**Exercise details:** Copy every line of the records below word for word, leaving out the pictures.

**Supplied information:**
* Start *
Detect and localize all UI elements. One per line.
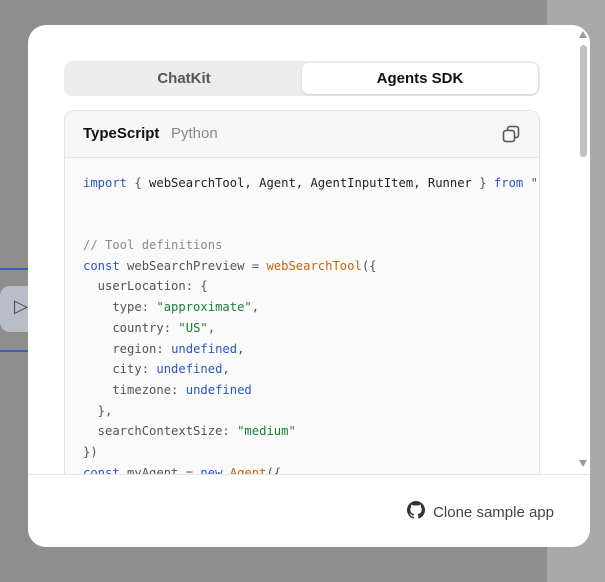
code-token: }, xyxy=(83,403,113,418)
code-token: , xyxy=(222,362,230,377)
code-token: ({ xyxy=(361,258,377,273)
code-line: type: "approximate", xyxy=(83,297,539,318)
tab-chatkit[interactable]: ChatKit xyxy=(66,63,302,94)
code-line: timezone: undefined xyxy=(83,380,539,401)
code-token: , xyxy=(207,320,216,335)
code-token: import xyxy=(83,176,128,190)
code-line: const webSearchPreview = webSearchTool({ xyxy=(83,256,539,277)
product-tab-switcher: ChatKit Agents SDK xyxy=(64,61,540,96)
scroll-up-arrow-icon[interactable] xyxy=(579,31,587,38)
code-token: userLocation xyxy=(83,279,186,294)
code-line: city: undefined, xyxy=(83,359,539,380)
code-line: region: undefined, xyxy=(83,339,539,360)
code-token: " xyxy=(523,176,538,190)
language-tab-typescript[interactable]: TypeScript xyxy=(83,125,159,142)
code-line: }, xyxy=(83,401,539,422)
code-token: // Tool definitions xyxy=(83,238,223,253)
scrollbar-thumb[interactable] xyxy=(580,45,587,157)
code-token: type: xyxy=(83,300,157,315)
code-token: webSearchTool xyxy=(266,258,362,273)
code-header: TypeScript Python xyxy=(65,111,539,158)
code-snippet-card: TypeScript Python import { webSearchTool… xyxy=(64,110,540,474)
code-token: undefined xyxy=(185,382,252,397)
code-line: searchContextSize: "medium" xyxy=(83,421,539,442)
copy-icon[interactable] xyxy=(501,124,521,144)
code-token: "US" xyxy=(178,320,208,335)
code-token: webSearchTool, Agent, AgentInputItem, Ru… xyxy=(149,176,472,190)
code-token: region: xyxy=(83,341,172,356)
code-line: import { webSearchTool, Agent, AgentInpu… xyxy=(83,173,539,194)
github-icon xyxy=(407,501,426,523)
code-token: "approximate" xyxy=(156,300,252,315)
modal-scroll-area[interactable]: ChatKit Agents SDK TypeScript Python imp… xyxy=(28,25,590,474)
code-line: const myAgent = new Agent({ xyxy=(83,463,539,474)
clone-sample-app-link[interactable]: Clone sample app xyxy=(407,501,554,523)
code-token: from xyxy=(493,176,524,190)
code-token: , xyxy=(251,300,260,315)
code-line: userLocation: { xyxy=(83,276,539,297)
code-token: myAgent = xyxy=(119,465,201,474)
cursor-icon: ▷ xyxy=(14,296,28,316)
modal-footer: Clone sample app xyxy=(28,474,590,547)
code-token: }) xyxy=(83,444,98,459)
code-token: timezone: xyxy=(83,382,186,397)
code-line: // Tool definitions xyxy=(83,235,539,256)
scroll-down-arrow-icon[interactable] xyxy=(579,460,587,467)
language-tab-python[interactable]: Python xyxy=(171,125,218,142)
modal-dialog: ChatKit Agents SDK TypeScript Python imp… xyxy=(28,25,590,547)
code-token: country: xyxy=(83,320,179,335)
tab-agents-sdk[interactable]: Agents SDK xyxy=(302,63,538,94)
vertical-scrollbar[interactable] xyxy=(574,25,590,474)
code-token: undefined xyxy=(171,341,238,356)
code-token: const xyxy=(83,258,120,273)
clone-sample-app-label: Clone sample app xyxy=(433,503,554,521)
code-line: }) xyxy=(83,442,539,463)
code-token: } xyxy=(471,176,494,190)
code-token: , xyxy=(237,341,245,356)
code-line: country: "US", xyxy=(83,318,539,339)
code-token: webSearchPreview = xyxy=(119,258,267,273)
code-token: undefined xyxy=(156,362,223,377)
code-token: { xyxy=(127,176,150,190)
code-token: Agent xyxy=(222,465,267,474)
code-token: searchContextSize: xyxy=(83,424,238,439)
code-token: new xyxy=(200,465,223,474)
code-token: city: xyxy=(83,362,157,377)
code-token: ({ xyxy=(266,465,282,474)
code-token: "medium" xyxy=(237,424,296,439)
code-token: const xyxy=(83,465,120,474)
code-token: : { xyxy=(185,279,208,294)
code-block: import { webSearchTool, Agent, AgentInpu… xyxy=(83,173,539,474)
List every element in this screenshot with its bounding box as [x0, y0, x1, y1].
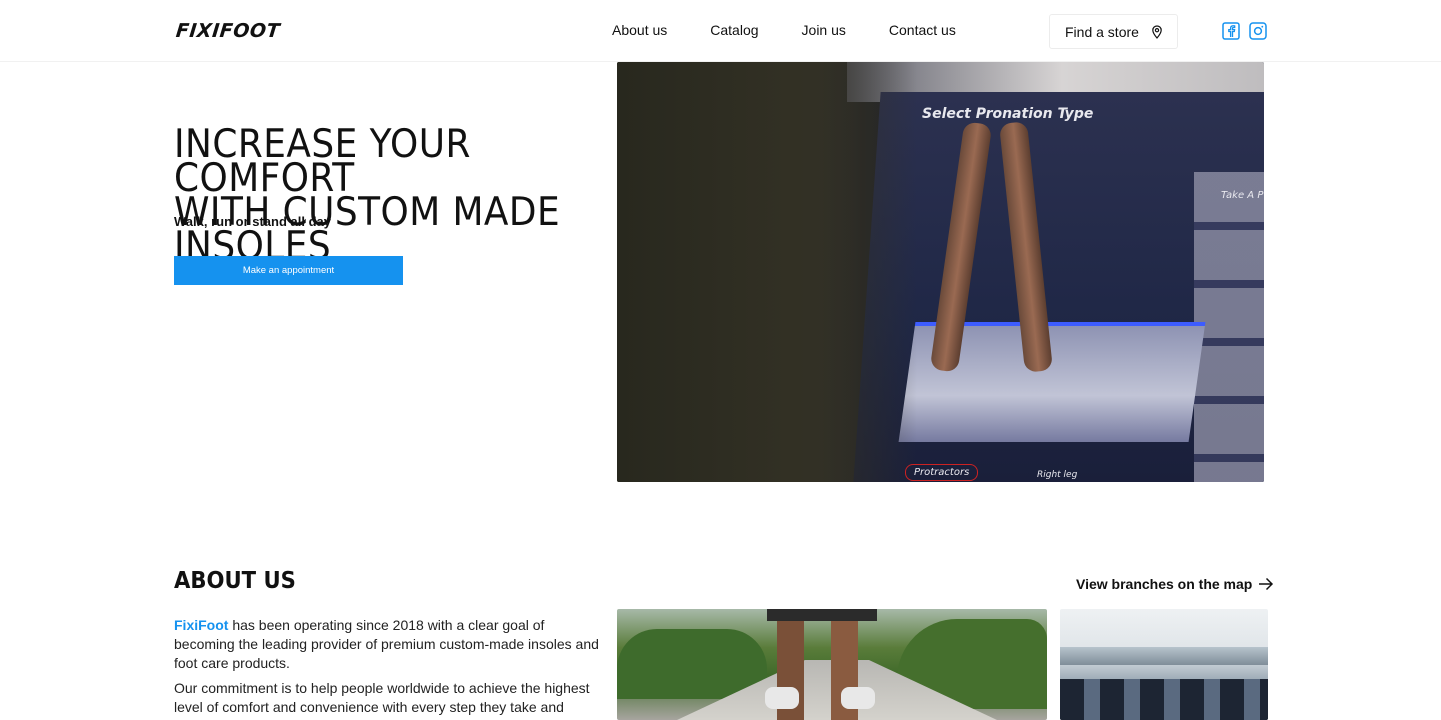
runner-image-shoe-left: [765, 687, 799, 709]
hero-media-protractors: Protractors: [905, 464, 979, 481]
about-title: ABOUT US: [174, 568, 296, 594]
arrow-right-icon: [1259, 577, 1274, 591]
about-paragraph-1-text: has been operating since 2018 with a cle…: [174, 617, 599, 671]
mall-image-storefront: [1060, 679, 1268, 720]
about-paragraph-2: Our commitment is to help people worldwi…: [174, 680, 590, 720]
nav-contact-us[interactable]: Contact us: [889, 22, 956, 38]
make-appointment-button[interactable]: Make an appointment: [174, 256, 403, 285]
hero-media-screen-title: Select Pronation Type: [922, 106, 1094, 122]
view-branches-label: View branches on the map: [1076, 576, 1253, 592]
nav-join-us[interactable]: Join us: [802, 22, 846, 38]
facebook-icon[interactable]: [1222, 22, 1240, 40]
find-store-button[interactable]: Find a store: [1049, 14, 1178, 49]
hero-media-foreground: [617, 62, 917, 482]
hero-subtitle: Walk, run or stand all day: [174, 214, 331, 229]
nav-about-us[interactable]: About us: [612, 22, 667, 38]
mall-image-railing: [1060, 647, 1268, 665]
runner-image-shorts: [767, 609, 877, 621]
hero-video[interactable]: Select Pronation Type Take A P Protracto…: [617, 62, 1264, 482]
find-store-label: Find a store: [1065, 23, 1139, 40]
runner-image: [617, 609, 1047, 720]
site-header: FIXIFOOT About us Catalog Join us Contac…: [0, 0, 1441, 62]
mall-store-image: [1060, 609, 1268, 720]
instagram-icon[interactable]: [1249, 22, 1267, 40]
brand-name: FixiFoot: [174, 617, 229, 633]
hero-media-right-leg: Right leg: [1037, 470, 1078, 480]
hero-title: INCREASE YOUR COMFORT WITH CUSTOM MADE I…: [174, 125, 579, 266]
location-pin-icon: [1151, 24, 1163, 39]
main-nav: About us Catalog Join us Contact us: [612, 22, 999, 38]
runner-image-shoe-right: [841, 687, 875, 709]
view-branches-link[interactable]: View branches on the map: [1076, 576, 1274, 592]
about-paragraph-1: FixiFoot has been operating since 2018 w…: [174, 616, 606, 673]
logo[interactable]: FIXIFOOT: [175, 20, 281, 42]
hero-media-take-photo: Take A P: [1221, 190, 1264, 201]
nav-catalog[interactable]: Catalog: [710, 22, 758, 38]
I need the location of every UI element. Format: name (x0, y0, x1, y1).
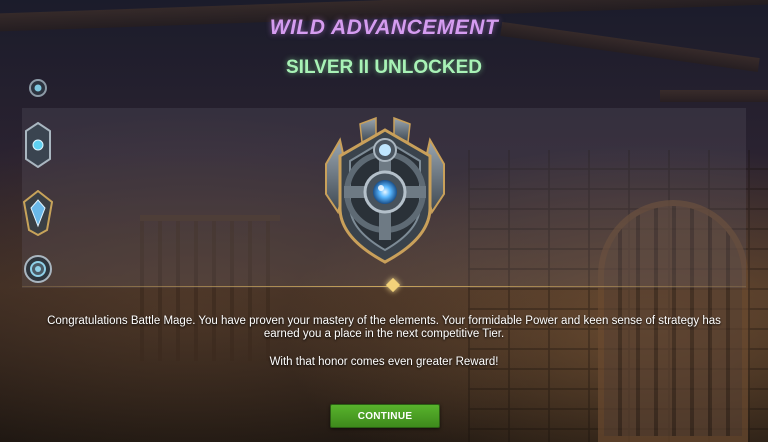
tier-round-emblem-icon (23, 254, 53, 284)
tier-crystal-shield-icon (23, 190, 53, 236)
congratulations-text: Congratulations Battle Mage. You have pr… (47, 315, 721, 340)
divider-line (22, 286, 746, 287)
silver-tier-emblem-icon (318, 116, 452, 266)
tier-progress-rail (16, 70, 60, 300)
advancement-message: Congratulations Battle Mage. You have pr… (40, 315, 728, 384)
tier-shield-icon (25, 122, 51, 168)
page-title: WILD ADVANCEMENT (269, 16, 499, 39)
tier-unlocked-title: SILVER II UNLOCKED (286, 57, 482, 78)
tier-small-round-icon (28, 78, 48, 98)
reward-text: With that honor comes even greater Rewar… (269, 356, 499, 368)
continue-button[interactable]: CONTINUE (330, 404, 440, 428)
* End *
**Result below:**
Detect and localize all UI elements. One per line.
code-token: }, xyxy=(83,403,113,418)
code-token: , xyxy=(222,362,230,377)
code-token: ({ xyxy=(361,258,377,273)
code-line: type: "approximate", xyxy=(83,297,539,318)
tab-chatkit[interactable]: ChatKit xyxy=(66,63,302,94)
code-line: timezone: undefined xyxy=(83,380,539,401)
code-token: , xyxy=(207,320,216,335)
code-token: import xyxy=(83,176,128,190)
code-line: const webSearchPreview = webSearchTool({ xyxy=(83,256,539,277)
product-tab-switcher: ChatKit Agents SDK xyxy=(64,61,540,96)
scroll-up-arrow-icon[interactable] xyxy=(579,31,587,38)
code-token: userLocation xyxy=(83,279,186,294)
code-line: city: undefined, xyxy=(83,359,539,380)
code-line: region: undefined, xyxy=(83,339,539,360)
code-token: " xyxy=(523,176,538,190)
language-tab-typescript[interactable]: TypeScript xyxy=(83,125,159,142)
code-line: }, xyxy=(83,401,539,422)
code-token: // Tool definitions xyxy=(83,238,223,253)
scrollbar-thumb[interactable] xyxy=(580,45,587,157)
code-token: type: xyxy=(83,300,157,315)
code-token: webSearchTool xyxy=(266,258,362,273)
code-header: TypeScript Python xyxy=(65,111,539,158)
code-snippet-card: TypeScript Python import { webSearchTool… xyxy=(64,110,540,474)
code-token: undefined xyxy=(185,382,252,397)
code-line: searchContextSize: "medium" xyxy=(83,421,539,442)
copy-icon[interactable] xyxy=(501,124,521,144)
code-token: "US" xyxy=(178,320,208,335)
code-token: webSearchTool, Agent, AgentInputItem, Ru… xyxy=(149,176,472,190)
code-token: region: xyxy=(83,341,172,356)
code-line: import { webSearchTool, Agent, AgentInpu… xyxy=(83,173,539,194)
github-icon xyxy=(407,501,426,523)
code-token: "approximate" xyxy=(156,300,252,315)
modal-scroll-area[interactable]: ChatKit Agents SDK TypeScript Python imp… xyxy=(28,25,590,474)
code-line: const myAgent = new Agent({ xyxy=(83,463,539,474)
clone-sample-app-link[interactable]: Clone sample app xyxy=(407,501,554,523)
code-token: from xyxy=(493,176,524,190)
code-token: , xyxy=(251,300,260,315)
code-line: userLocation: { xyxy=(83,276,539,297)
code-token: myAgent = xyxy=(119,465,201,474)
cursor-icon: ▷ xyxy=(14,296,28,316)
modal-footer: Clone sample app xyxy=(28,474,590,547)
code-token: }) xyxy=(83,444,98,459)
code-token: timezone: xyxy=(83,382,186,397)
code-line: // Tool definitions xyxy=(83,235,539,256)
scroll-down-arrow-icon[interactable] xyxy=(579,460,587,467)
language-tab-python[interactable]: Python xyxy=(171,125,218,142)
modal-dialog: ChatKit Agents SDK TypeScript Python imp… xyxy=(28,25,590,547)
code-token: country: xyxy=(83,320,179,335)
tab-agents-sdk[interactable]: Agents SDK xyxy=(302,63,538,94)
vertical-scrollbar[interactable] xyxy=(574,25,590,474)
code-token: undefined xyxy=(171,341,238,356)
code-token: const xyxy=(83,258,120,273)
clone-sample-app-label: Clone sample app xyxy=(433,503,554,521)
code-line: }) xyxy=(83,442,539,463)
code-token: } xyxy=(471,176,494,190)
code-token: , xyxy=(237,341,245,356)
code-line: country: "US", xyxy=(83,318,539,339)
code-token: webSearchPreview = xyxy=(119,258,267,273)
code-token: undefined xyxy=(156,362,223,377)
code-token: { xyxy=(127,176,150,190)
code-token: Agent xyxy=(222,465,267,474)
code-token: searchContextSize: xyxy=(83,424,238,439)
code-token: new xyxy=(200,465,223,474)
code-token: city: xyxy=(83,362,157,377)
code-token: ({ xyxy=(266,465,282,474)
code-token: "medium" xyxy=(237,424,296,439)
code-token: const xyxy=(83,465,120,474)
code-token: : { xyxy=(185,279,208,294)
code-block: import { webSearchTool, Agent, AgentInpu… xyxy=(83,173,539,474)
List every element in this screenshot with its bounding box as [x0, y0, x1, y1].
runner-image-shoe-left: [765, 687, 799, 709]
hero-media-protractors: Protractors: [905, 464, 979, 481]
about-title: ABOUT US: [174, 568, 296, 594]
arrow-right-icon: [1259, 577, 1274, 591]
about-paragraph-1-text: has been operating since 2018 with a cle…: [174, 617, 599, 671]
mall-image-storefront: [1060, 679, 1268, 720]
about-paragraph-2: Our commitment is to help people worldwi…: [174, 680, 590, 720]
nav-contact-us[interactable]: Contact us: [889, 22, 956, 38]
make-appointment-button[interactable]: Make an appointment: [174, 256, 403, 285]
hero-media-screen-title: Select Pronation Type: [922, 106, 1094, 122]
view-branches-label: View branches on the map: [1076, 576, 1253, 592]
nav-join-us[interactable]: Join us: [802, 22, 846, 38]
facebook-icon[interactable]: [1222, 22, 1240, 40]
find-store-button[interactable]: Find a store: [1049, 14, 1178, 49]
hero-media-foreground: [617, 62, 917, 482]
hero-subtitle: Walk, run or stand all day: [174, 214, 331, 229]
nav-about-us[interactable]: About us: [612, 22, 667, 38]
mall-image-railing: [1060, 647, 1268, 665]
runner-image-shorts: [767, 609, 877, 621]
hero-video[interactable]: Select Pronation Type Take A P Protracto…: [617, 62, 1264, 482]
find-store-label: Find a store: [1065, 23, 1139, 40]
runner-image: [617, 609, 1047, 720]
site-header: FIXIFOOT About us Catalog Join us Contac…: [0, 0, 1441, 62]
mall-store-image: [1060, 609, 1268, 720]
instagram-icon[interactable]: [1249, 22, 1267, 40]
brand-name: FixiFoot: [174, 617, 229, 633]
hero-media-right-leg: Right leg: [1037, 470, 1078, 480]
hero-title: INCREASE YOUR COMFORT WITH CUSTOM MADE I…: [174, 125, 579, 266]
location-pin-icon: [1151, 24, 1163, 39]
main-nav: About us Catalog Join us Contact us: [612, 22, 999, 38]
runner-image-shoe-right: [841, 687, 875, 709]
view-branches-link[interactable]: View branches on the map: [1076, 576, 1274, 592]
about-paragraph-1: FixiFoot has been operating since 2018 w…: [174, 616, 606, 673]
logo[interactable]: FIXIFOOT: [175, 20, 281, 42]
hero-media-take-photo: Take A P: [1221, 190, 1264, 201]
nav-catalog[interactable]: Catalog: [710, 22, 758, 38]
I need the location of every UI element. Format: name (x0, y0, x1, y1).
tier-round-emblem-icon (23, 254, 53, 284)
tier-crystal-shield-icon (23, 190, 53, 236)
congratulations-text: Congratulations Battle Mage. You have pr… (47, 315, 721, 340)
divider-line (22, 286, 746, 287)
silver-tier-emblem-icon (318, 116, 452, 266)
tier-progress-rail (16, 70, 60, 300)
advancement-message: Congratulations Battle Mage. You have pr… (40, 315, 728, 384)
tier-shield-icon (25, 122, 51, 168)
page-title: WILD ADVANCEMENT (269, 16, 499, 39)
tier-unlocked-title: SILVER II UNLOCKED (286, 57, 482, 78)
tier-small-round-icon (28, 78, 48, 98)
reward-text: With that honor comes even greater Rewar… (269, 356, 499, 368)
continue-button[interactable]: CONTINUE (330, 404, 440, 428)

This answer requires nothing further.